Direction
Tally the lines that hold the string "Health", and reply with the count alone.

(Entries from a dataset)
Start
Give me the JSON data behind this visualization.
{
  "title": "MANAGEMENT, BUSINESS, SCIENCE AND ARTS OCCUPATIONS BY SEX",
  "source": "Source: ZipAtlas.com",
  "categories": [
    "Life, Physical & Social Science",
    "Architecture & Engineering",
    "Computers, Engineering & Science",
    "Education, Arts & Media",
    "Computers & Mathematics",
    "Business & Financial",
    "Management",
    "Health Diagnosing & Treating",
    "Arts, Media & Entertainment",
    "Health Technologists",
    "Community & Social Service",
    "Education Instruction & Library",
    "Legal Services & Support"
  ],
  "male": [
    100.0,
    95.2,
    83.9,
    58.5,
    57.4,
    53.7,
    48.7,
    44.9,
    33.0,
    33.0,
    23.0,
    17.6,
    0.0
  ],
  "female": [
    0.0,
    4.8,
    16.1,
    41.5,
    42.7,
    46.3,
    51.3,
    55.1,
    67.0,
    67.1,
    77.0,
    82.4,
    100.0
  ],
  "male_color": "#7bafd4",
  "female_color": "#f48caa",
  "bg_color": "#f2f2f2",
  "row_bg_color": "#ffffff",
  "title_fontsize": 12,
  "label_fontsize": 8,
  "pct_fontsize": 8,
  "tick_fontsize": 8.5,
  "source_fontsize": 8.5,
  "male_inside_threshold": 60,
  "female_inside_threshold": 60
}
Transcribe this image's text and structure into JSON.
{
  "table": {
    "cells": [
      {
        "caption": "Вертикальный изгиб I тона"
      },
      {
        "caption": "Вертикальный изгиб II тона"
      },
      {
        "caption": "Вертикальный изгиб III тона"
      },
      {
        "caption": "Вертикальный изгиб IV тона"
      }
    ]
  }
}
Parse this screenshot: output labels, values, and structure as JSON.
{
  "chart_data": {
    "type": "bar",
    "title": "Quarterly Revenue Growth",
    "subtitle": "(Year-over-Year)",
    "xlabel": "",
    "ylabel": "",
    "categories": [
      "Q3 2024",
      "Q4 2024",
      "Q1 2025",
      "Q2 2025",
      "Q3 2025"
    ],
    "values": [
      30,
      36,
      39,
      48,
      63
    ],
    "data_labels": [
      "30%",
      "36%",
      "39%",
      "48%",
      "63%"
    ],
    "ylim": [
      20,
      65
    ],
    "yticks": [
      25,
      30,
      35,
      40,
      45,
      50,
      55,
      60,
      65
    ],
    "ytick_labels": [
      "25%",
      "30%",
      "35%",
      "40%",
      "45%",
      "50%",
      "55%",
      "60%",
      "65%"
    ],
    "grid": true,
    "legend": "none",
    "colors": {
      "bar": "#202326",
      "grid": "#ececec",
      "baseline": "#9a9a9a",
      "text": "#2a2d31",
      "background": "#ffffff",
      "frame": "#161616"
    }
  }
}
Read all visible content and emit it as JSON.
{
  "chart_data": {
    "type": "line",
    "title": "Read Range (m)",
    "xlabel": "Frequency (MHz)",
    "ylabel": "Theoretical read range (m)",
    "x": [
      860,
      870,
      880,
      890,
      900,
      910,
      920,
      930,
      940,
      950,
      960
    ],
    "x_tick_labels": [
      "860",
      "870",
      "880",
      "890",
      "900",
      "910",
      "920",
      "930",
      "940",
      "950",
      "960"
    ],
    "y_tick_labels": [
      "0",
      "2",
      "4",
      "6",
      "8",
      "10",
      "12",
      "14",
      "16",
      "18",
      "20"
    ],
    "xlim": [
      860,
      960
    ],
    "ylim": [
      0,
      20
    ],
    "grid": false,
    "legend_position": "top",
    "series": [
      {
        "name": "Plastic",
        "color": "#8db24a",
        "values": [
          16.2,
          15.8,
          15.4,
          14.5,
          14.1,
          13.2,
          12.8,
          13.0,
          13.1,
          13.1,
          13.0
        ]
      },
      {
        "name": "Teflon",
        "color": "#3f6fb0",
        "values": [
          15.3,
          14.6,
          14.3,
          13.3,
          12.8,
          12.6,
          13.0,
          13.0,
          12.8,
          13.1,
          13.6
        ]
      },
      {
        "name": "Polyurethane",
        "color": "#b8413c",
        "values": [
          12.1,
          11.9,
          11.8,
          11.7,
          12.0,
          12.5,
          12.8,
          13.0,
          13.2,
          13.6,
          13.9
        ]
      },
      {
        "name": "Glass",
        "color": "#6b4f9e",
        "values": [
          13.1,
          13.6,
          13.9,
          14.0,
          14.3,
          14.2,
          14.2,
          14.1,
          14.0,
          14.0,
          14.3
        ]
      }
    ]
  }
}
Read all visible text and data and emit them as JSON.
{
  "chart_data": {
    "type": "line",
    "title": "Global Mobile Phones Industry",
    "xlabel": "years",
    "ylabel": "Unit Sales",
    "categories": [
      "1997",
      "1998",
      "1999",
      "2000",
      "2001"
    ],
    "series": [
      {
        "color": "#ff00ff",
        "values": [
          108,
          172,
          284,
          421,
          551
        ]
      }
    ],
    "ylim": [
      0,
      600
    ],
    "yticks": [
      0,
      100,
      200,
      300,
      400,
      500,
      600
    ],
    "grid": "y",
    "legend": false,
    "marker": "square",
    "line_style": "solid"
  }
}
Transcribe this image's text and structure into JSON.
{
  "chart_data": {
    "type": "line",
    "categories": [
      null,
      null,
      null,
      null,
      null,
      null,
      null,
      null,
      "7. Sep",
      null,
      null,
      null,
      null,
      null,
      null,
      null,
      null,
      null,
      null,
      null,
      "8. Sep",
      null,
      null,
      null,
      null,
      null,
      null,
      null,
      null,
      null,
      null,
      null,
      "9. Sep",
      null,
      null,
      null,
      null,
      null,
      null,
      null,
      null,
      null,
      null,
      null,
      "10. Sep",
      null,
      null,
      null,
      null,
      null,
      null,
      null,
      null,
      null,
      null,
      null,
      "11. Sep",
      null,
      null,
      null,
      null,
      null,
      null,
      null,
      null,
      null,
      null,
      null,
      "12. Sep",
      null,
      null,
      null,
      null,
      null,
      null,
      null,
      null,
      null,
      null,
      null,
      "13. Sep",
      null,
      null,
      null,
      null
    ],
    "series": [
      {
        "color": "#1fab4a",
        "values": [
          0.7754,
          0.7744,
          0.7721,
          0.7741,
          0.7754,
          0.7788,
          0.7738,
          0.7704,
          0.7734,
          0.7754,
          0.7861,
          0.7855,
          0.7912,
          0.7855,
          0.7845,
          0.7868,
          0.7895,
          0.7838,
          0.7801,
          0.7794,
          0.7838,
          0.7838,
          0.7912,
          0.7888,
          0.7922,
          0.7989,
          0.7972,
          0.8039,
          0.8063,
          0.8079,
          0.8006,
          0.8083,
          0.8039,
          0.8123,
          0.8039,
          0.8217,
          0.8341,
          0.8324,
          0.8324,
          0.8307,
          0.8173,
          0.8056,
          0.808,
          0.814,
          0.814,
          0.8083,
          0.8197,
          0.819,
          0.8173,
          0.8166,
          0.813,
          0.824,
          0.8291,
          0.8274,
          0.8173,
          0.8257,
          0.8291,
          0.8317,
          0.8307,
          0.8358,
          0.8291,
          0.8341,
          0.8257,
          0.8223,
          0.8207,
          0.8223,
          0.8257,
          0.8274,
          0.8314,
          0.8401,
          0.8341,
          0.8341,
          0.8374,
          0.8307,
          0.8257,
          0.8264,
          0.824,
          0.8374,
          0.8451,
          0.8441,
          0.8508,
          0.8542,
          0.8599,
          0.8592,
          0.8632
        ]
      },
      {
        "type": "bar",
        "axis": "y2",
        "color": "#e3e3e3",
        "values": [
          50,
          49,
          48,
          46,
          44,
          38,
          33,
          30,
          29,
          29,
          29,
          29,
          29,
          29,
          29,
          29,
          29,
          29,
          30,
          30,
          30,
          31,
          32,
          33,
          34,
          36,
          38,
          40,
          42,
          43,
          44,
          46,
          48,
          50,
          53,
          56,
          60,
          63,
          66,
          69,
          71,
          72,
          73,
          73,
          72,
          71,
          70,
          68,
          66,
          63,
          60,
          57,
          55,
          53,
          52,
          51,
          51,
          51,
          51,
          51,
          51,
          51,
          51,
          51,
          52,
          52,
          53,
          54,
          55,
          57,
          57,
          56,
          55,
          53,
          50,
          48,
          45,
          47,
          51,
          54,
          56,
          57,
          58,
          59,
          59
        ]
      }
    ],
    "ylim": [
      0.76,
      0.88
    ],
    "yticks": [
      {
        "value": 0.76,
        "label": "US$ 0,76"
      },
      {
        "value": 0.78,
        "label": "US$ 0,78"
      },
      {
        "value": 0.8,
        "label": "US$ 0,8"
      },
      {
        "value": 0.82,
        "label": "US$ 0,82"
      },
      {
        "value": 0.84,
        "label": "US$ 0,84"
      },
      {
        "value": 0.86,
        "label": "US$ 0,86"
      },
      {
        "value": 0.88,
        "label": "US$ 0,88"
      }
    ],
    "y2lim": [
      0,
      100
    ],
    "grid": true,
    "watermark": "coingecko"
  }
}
End
Solution for this task
2